▸ **Task description**
Your copy of the material below should match it exactly, except that it holds no pictures.
## START Dataset extract
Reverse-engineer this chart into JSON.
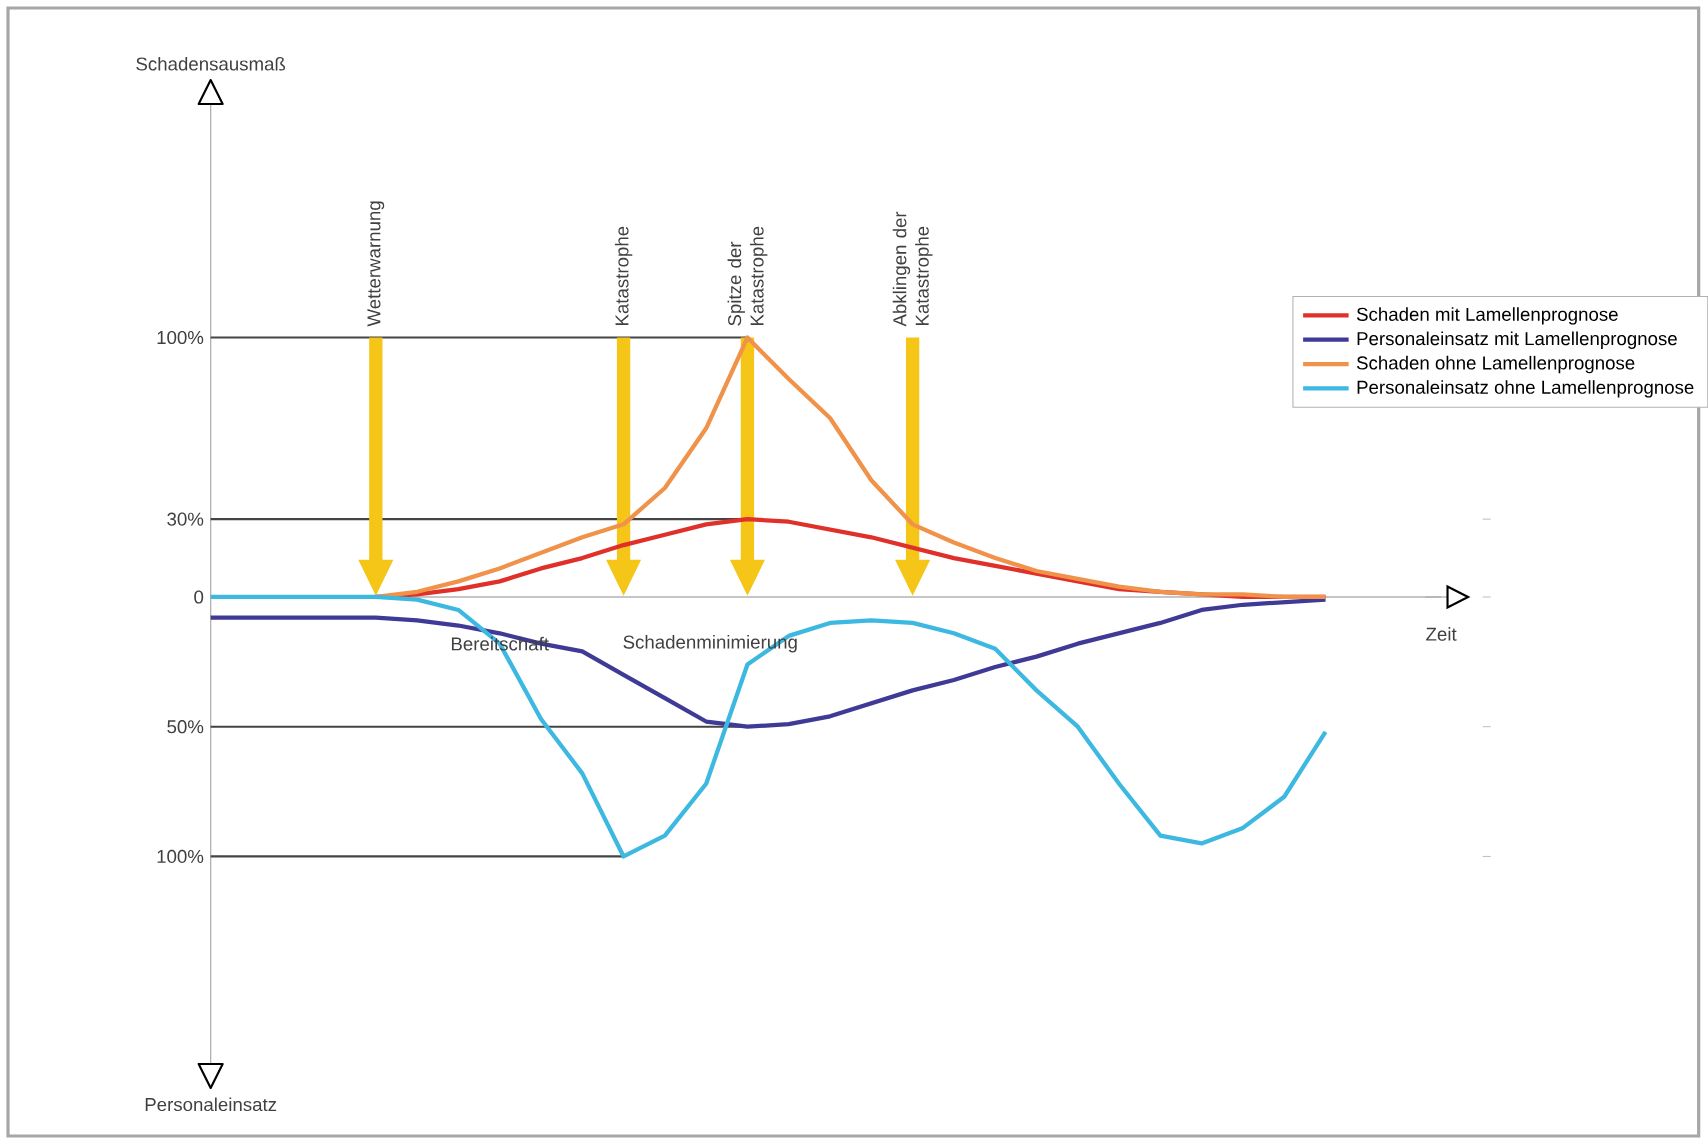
{
  "chart_data": {
    "type": "line",
    "xlabel": "Zeit",
    "ylabel": "Schadensausmaß",
    "categories": [
      null,
      null,
      null,
      null,
      "Wetterwarnung",
      null,
      null,
      null,
      null,
      null,
      "Katastrophe",
      null,
      null,
      "Spitze der Katastrophe",
      null,
      null,
      null,
      "Abklingen der Katastrophe",
      null,
      null,
      null,
      null,
      null,
      null,
      null,
      null,
      null,
      null
    ],
    "ylim": [
      -180,
      190
    ],
    "yticks": [
      {
        "value": 100,
        "label": "100%"
      },
      {
        "value": 30,
        "label": "30%"
      },
      {
        "value": 0,
        "label": "0"
      },
      {
        "value": -50,
        "label": "50%"
      },
      {
        "value": -100,
        "label": "100%"
      }
    ],
    "legend": "top right",
    "marker": "none",
    "series": [
      {
        "name": "Schaden mit Lamellenprognose",
        "color": "#e0302a",
        "values": [
          null,
          null,
          null,
          null,
          0,
          1,
          3,
          6,
          11,
          15,
          20,
          24,
          28,
          30,
          29,
          26,
          23,
          19,
          15,
          12,
          9,
          6,
          3,
          2,
          1,
          0,
          0,
          0
        ]
      },
      {
        "name": "Personaleinsatz mit Lamellenprognose",
        "color": "#3f3a96",
        "values": [
          -8,
          -8,
          -8,
          -8,
          -8,
          -9,
          -11,
          -14,
          -18,
          -21,
          -30,
          -39,
          -48,
          -50,
          -49,
          -46,
          -41,
          -36,
          -32,
          -27,
          -23,
          -18,
          -14,
          -10,
          -5,
          -3,
          -2,
          -1
        ]
      },
      {
        "name": "Schaden ohne Lamellenprognose",
        "color": "#f0924a",
        "values": [
          null,
          null,
          null,
          null,
          0,
          2,
          6,
          11,
          17,
          23,
          28,
          42,
          65,
          100,
          84,
          69,
          45,
          28,
          21,
          15,
          10,
          7,
          4,
          2,
          1,
          1,
          0,
          0
        ]
      },
      {
        "name": "Personaleinsatz ohne Lamellenprognose",
        "color": "#3db8e0",
        "values": [
          0,
          0,
          0,
          0,
          0,
          -1,
          -5,
          -18,
          -47,
          -68,
          -100,
          -92,
          -72,
          -26,
          -15,
          -10,
          -9,
          -10,
          -14,
          -20,
          -36,
          -50,
          -72,
          -92,
          -95,
          -89,
          -77,
          -52
        ]
      }
    ],
    "ref_lines": [
      {
        "axis": "y",
        "value": 100,
        "color": "#444444"
      },
      {
        "axis": "y",
        "value": 30,
        "color": "#444444"
      },
      {
        "axis": "y",
        "value": -50,
        "color": "#444444"
      },
      {
        "axis": "y",
        "value": -100,
        "color": "#444444"
      }
    ],
    "annotations": [
      "Personaleinsatz",
      "Bereitschaft",
      "Schadenminimierung"
    ]
  }
}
## END Dataset extract
▸ **Answer below**
Reverse-engineer this chart into JSON.
{
  "chart_data": {
    "type": "line",
    "xlabel": "Zeit",
    "ylabel": "Schadensausmaß",
    "categories": [
      null,
      null,
      null,
      null,
      "Wetterwarnung",
      null,
      null,
      null,
      null,
      null,
      "Katastrophe",
      null,
      null,
      "Spitze der Katastrophe",
      null,
      null,
      null,
      "Abklingen der Katastrophe",
      null,
      null,
      null,
      null,
      null,
      null,
      null,
      null,
      null,
      null
    ],
    "ylim": [
      -180,
      190
    ],
    "yticks": [
      {
        "value": 100,
        "label": "100%"
      },
      {
        "value": 30,
        "label": "30%"
      },
      {
        "value": 0,
        "label": "0"
      },
      {
        "value": -50,
        "label": "50%"
      },
      {
        "value": -100,
        "label": "100%"
      }
    ],
    "legend": "top right",
    "marker": "none",
    "series": [
      {
        "name": "Schaden mit Lamellenprognose",
        "color": "#e0302a",
        "values": [
          null,
          null,
          null,
          null,
          0,
          1,
          3,
          6,
          11,
          15,
          20,
          24,
          28,
          30,
          29,
          26,
          23,
          19,
          15,
          12,
          9,
          6,
          3,
          2,
          1,
          0,
          0,
          0
        ]
      },
      {
        "name": "Personaleinsatz mit Lamellenprognose",
        "color": "#3f3a96",
        "values": [
          -8,
          -8,
          -8,
          -8,
          -8,
          -9,
          -11,
          -14,
          -18,
          -21,
          -30,
          -39,
          -48,
          -50,
          -49,
          -46,
          -41,
          -36,
          -32,
          -27,
          -23,
          -18,
          -14,
          -10,
          -5,
          -3,
          -2,
          -1
        ]
      },
      {
        "name": "Schaden ohne Lamellenprognose",
        "color": "#f0924a",
        "values": [
          null,
          null,
          null,
          null,
          0,
          2,
          6,
          11,
          17,
          23,
          28,
          42,
          65,
          100,
          84,
          69,
          45,
          28,
          21,
          15,
          10,
          7,
          4,
          2,
          1,
          1,
          0,
          0
        ]
      },
      {
        "name": "Personaleinsatz ohne Lamellenprognose",
        "color": "#3db8e0",
        "values": [
          0,
          0,
          0,
          0,
          0,
          -1,
          -5,
          -18,
          -47,
          -68,
          -100,
          -92,
          -72,
          -26,
          -15,
          -10,
          -9,
          -10,
          -14,
          -20,
          -36,
          -50,
          -72,
          -92,
          -95,
          -89,
          -77,
          -52
        ]
      }
    ],
    "ref_lines": [
      {
        "axis": "y",
        "value": 100,
        "color": "#444444"
      },
      {
        "axis": "y",
        "value": 30,
        "color": "#444444"
      },
      {
        "axis": "y",
        "value": -50,
        "color": "#444444"
      },
      {
        "axis": "y",
        "value": -100,
        "color": "#444444"
      }
    ],
    "annotations": [
      "Personaleinsatz",
      "Bereitschaft",
      "Schadenminimierung"
    ]
  }
}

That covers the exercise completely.